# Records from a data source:

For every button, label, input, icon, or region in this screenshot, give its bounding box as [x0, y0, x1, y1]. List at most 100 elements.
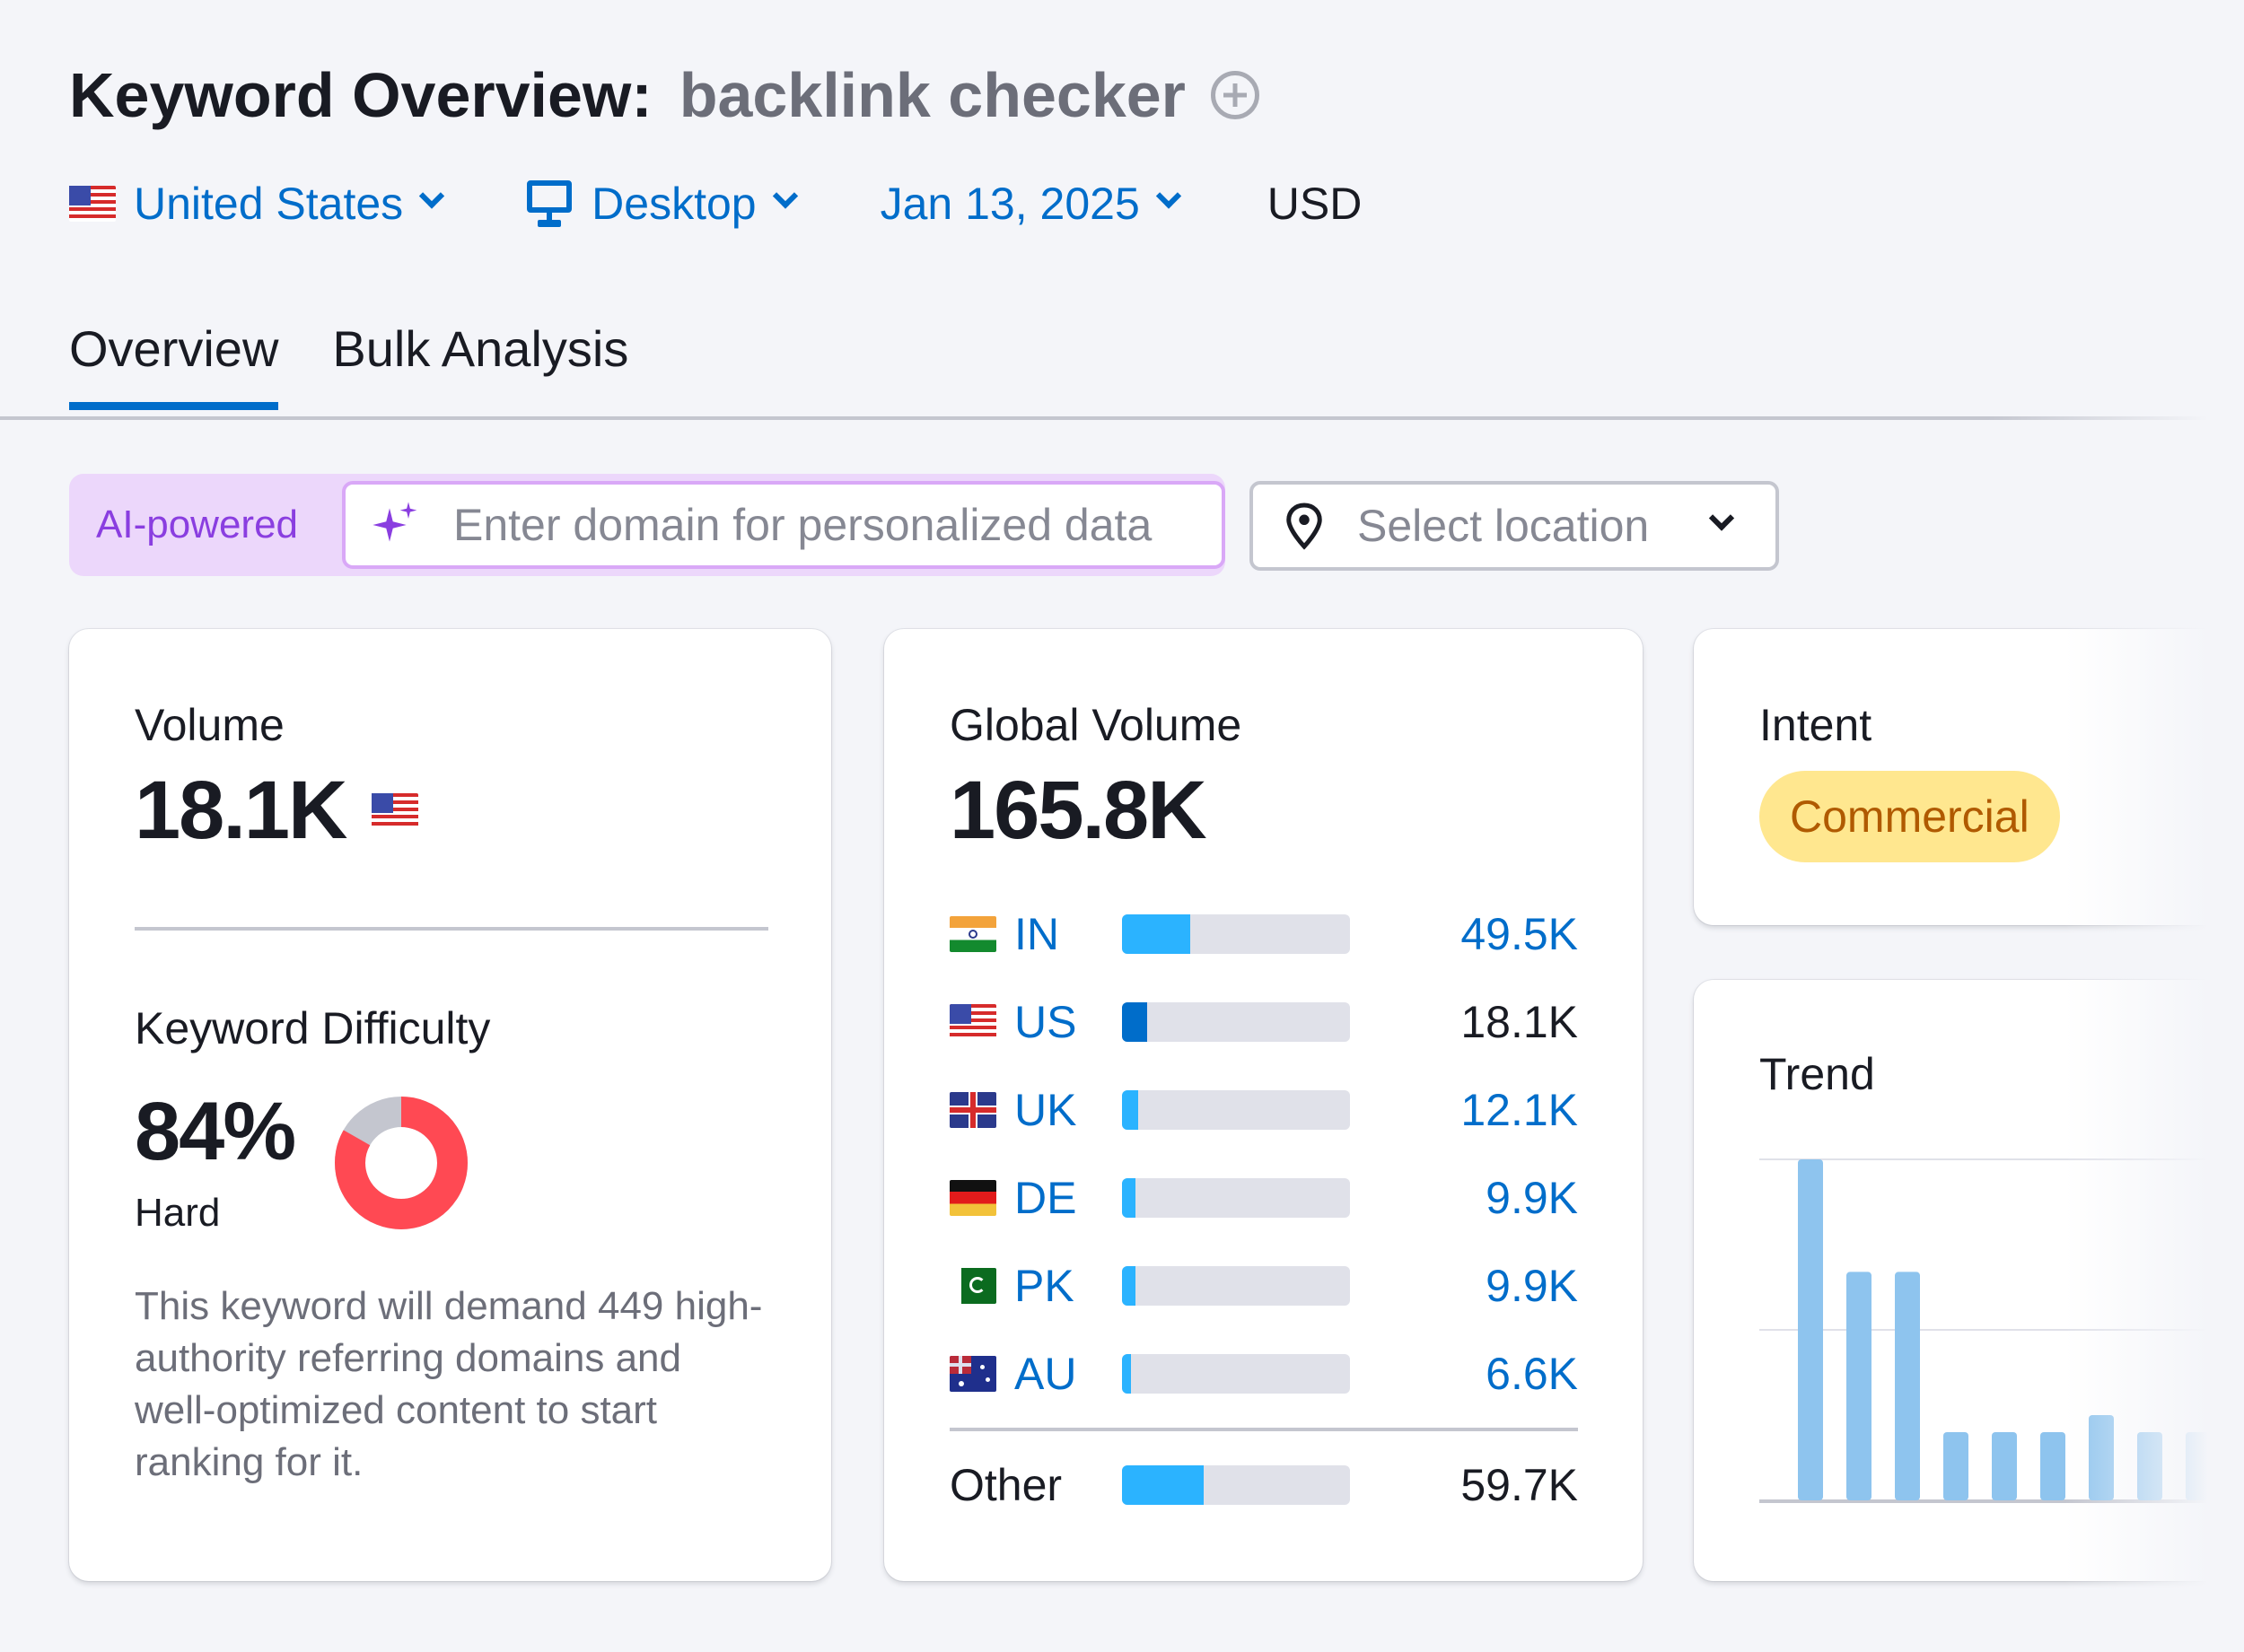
country-row-de: DE 9.9K — [950, 1167, 1578, 1229]
other-label: Other — [950, 1460, 1063, 1510]
trend-bar[interactable] — [1992, 1432, 2017, 1500]
trend-bar[interactable] — [1943, 1432, 1968, 1500]
kd-donut-chart — [335, 1097, 468, 1229]
global-volume-value: 165.8K — [950, 765, 1207, 856]
share-bar-fill — [1122, 1178, 1136, 1218]
volume-label: Volume — [135, 700, 285, 750]
trend-bar[interactable] — [1846, 1272, 1871, 1500]
other-share-bar — [1122, 1465, 1350, 1505]
device-label: Desktop — [592, 179, 757, 229]
device-select[interactable]: Desktop — [527, 178, 798, 230]
us-flag-icon — [371, 792, 418, 829]
country-code[interactable]: IN — [1014, 908, 1122, 960]
other-volume: 59.7K — [1460, 1460, 1578, 1510]
us-flag-icon — [950, 1004, 996, 1040]
country-share-bar — [1122, 1266, 1350, 1306]
country-share-bar — [1122, 1090, 1350, 1130]
country-volume[interactable]: 6.6K — [1350, 1348, 1578, 1400]
location-pin-icon — [1286, 503, 1322, 550]
page-title-label: Keyword Overview: — [69, 60, 653, 130]
trend-bar[interactable] — [2186, 1432, 2211, 1500]
chevron-down-icon — [1708, 505, 1735, 531]
country-row-in: IN 49.5K — [950, 903, 1578, 966]
country-row-pk: PK 9.9K — [950, 1254, 1578, 1317]
volume-value-row: 18.1K — [135, 764, 418, 858]
au-flag-icon — [950, 1356, 996, 1392]
country-volume: 18.1K — [1460, 997, 1578, 1047]
volume-value: 18.1K — [135, 765, 347, 856]
chevron-down-icon — [419, 183, 445, 209]
divider — [950, 1428, 1578, 1431]
divider — [135, 927, 768, 931]
domain-input[interactable] — [451, 498, 1191, 552]
us-flag-icon — [69, 186, 116, 222]
date-label: Jan 13, 2025 — [880, 179, 1140, 229]
share-bar-fill — [1122, 1354, 1132, 1394]
desktop-icon — [527, 180, 573, 227]
global-volume-card: Global Volume 165.8K IN 49.5K US 18.1K U… — [884, 629, 1643, 1581]
filters-bar: United States Desktop Jan 13, 2025 USD — [69, 172, 1362, 235]
country-row-uk: UK 12.1K — [950, 1079, 1578, 1141]
country-share-bar — [1122, 1002, 1350, 1042]
chevron-down-icon — [772, 183, 798, 209]
location-placeholder: Select location — [1357, 501, 1650, 551]
share-bar-fill — [1122, 1465, 1205, 1505]
share-bar-fill — [1122, 1090, 1138, 1130]
trend-bar[interactable] — [2137, 1432, 2162, 1500]
country-row-au: AU 6.6K — [950, 1342, 1578, 1405]
trend-bar[interactable] — [2089, 1415, 2114, 1500]
ai-domain-bar: AI-powered — [69, 474, 1225, 576]
uk-flag-icon — [950, 1092, 996, 1128]
trend-bar[interactable] — [1798, 1159, 1823, 1500]
kd-value: 84% — [135, 1086, 296, 1177]
country-label: United States — [134, 179, 404, 229]
plus-circle-icon[interactable] — [1210, 71, 1259, 119]
volume-kd-card: Volume 18.1K Keyword Difficulty 84% Hard… — [69, 629, 831, 1581]
country-volume[interactable]: 9.9K — [1350, 1172, 1578, 1224]
trend-bar[interactable] — [1895, 1272, 1920, 1500]
country-code[interactable]: DE — [1014, 1172, 1122, 1224]
country-share-bar — [1122, 914, 1350, 954]
country-code[interactable]: PK — [1014, 1260, 1122, 1312]
in-flag-icon — [950, 916, 996, 952]
kd-description: This keyword will demand 449 high-author… — [135, 1284, 763, 1484]
tab-overview[interactable]: Overview — [69, 319, 279, 410]
sparkle-icon — [373, 502, 417, 542]
share-bar-fill — [1122, 1266, 1136, 1306]
de-flag-icon — [950, 1180, 996, 1216]
intent-badge: Commercial — [1759, 771, 2060, 862]
date-select[interactable]: Jan 13, 2025 — [880, 178, 1181, 230]
trend-card: Trend — [1694, 980, 2244, 1581]
tab-bulk-analysis[interactable]: Bulk Analysis — [332, 319, 628, 405]
location-select[interactable]: Select location — [1249, 481, 1779, 571]
country-row-other: Other 59.7K — [950, 1454, 1578, 1517]
country-share-bar — [1122, 1178, 1350, 1218]
country-row-us: US 18.1K — [950, 991, 1578, 1053]
tabs: Overview Bulk Analysis — [69, 319, 682, 410]
country-volume[interactable]: 9.9K — [1350, 1260, 1578, 1312]
chevron-down-icon — [1155, 183, 1181, 209]
kd-label: Keyword Difficulty — [135, 1003, 491, 1053]
pk-flag-icon — [950, 1268, 996, 1304]
keyword-text: backlink checker — [679, 60, 1186, 130]
country-volume[interactable]: 12.1K — [1350, 1084, 1578, 1136]
domain-input-wrapper — [342, 481, 1225, 569]
country-share-bar — [1122, 1354, 1350, 1394]
country-volume[interactable]: 49.5K — [1350, 908, 1578, 960]
kd-level: Hard — [135, 1191, 221, 1235]
intent-label: Intent — [1759, 700, 1872, 750]
country-code[interactable]: US — [1014, 996, 1122, 1048]
share-bar-fill — [1122, 1002, 1147, 1042]
trend-chart — [1759, 1158, 2244, 1503]
page-title: Keyword Overview: backlink checker — [69, 59, 1259, 131]
intent-card: Intent Commercial — [1694, 629, 2244, 925]
intent-badge-wrapper: Commercial — [1759, 771, 2060, 862]
trend-bar[interactable] — [2040, 1432, 2065, 1500]
country-select[interactable]: United States — [69, 178, 445, 230]
tabs-divider — [0, 416, 2208, 420]
country-code[interactable]: AU — [1014, 1348, 1122, 1400]
global-volume-label: Global Volume — [950, 700, 1242, 750]
country-code[interactable]: UK — [1014, 1084, 1122, 1136]
currency-label: USD — [1267, 179, 1363, 229]
share-bar-fill — [1122, 914, 1191, 954]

# What the task requires:
Switch "donut" to "pie" in the lines from the one containing "country-row-de: DE 9.9K" up to and including the one containing "volume-label: Volume — [135, 700, 285, 750]". Write out only those lines again, leaving everything else unchanged.

# Result of this task:
country-row-de: DE 9.9K — [950, 1167, 1578, 1229]
other-label: Other — [950, 1460, 1063, 1510]
trend-bar[interactable] — [1992, 1432, 2017, 1500]
trend-bar[interactable] — [1943, 1432, 1968, 1500]
kd-pie-chart — [335, 1097, 468, 1229]
global-volume-value: 165.8K — [950, 765, 1207, 856]
share-bar-fill — [1122, 1178, 1136, 1218]
volume-label: Volume — [135, 700, 285, 750]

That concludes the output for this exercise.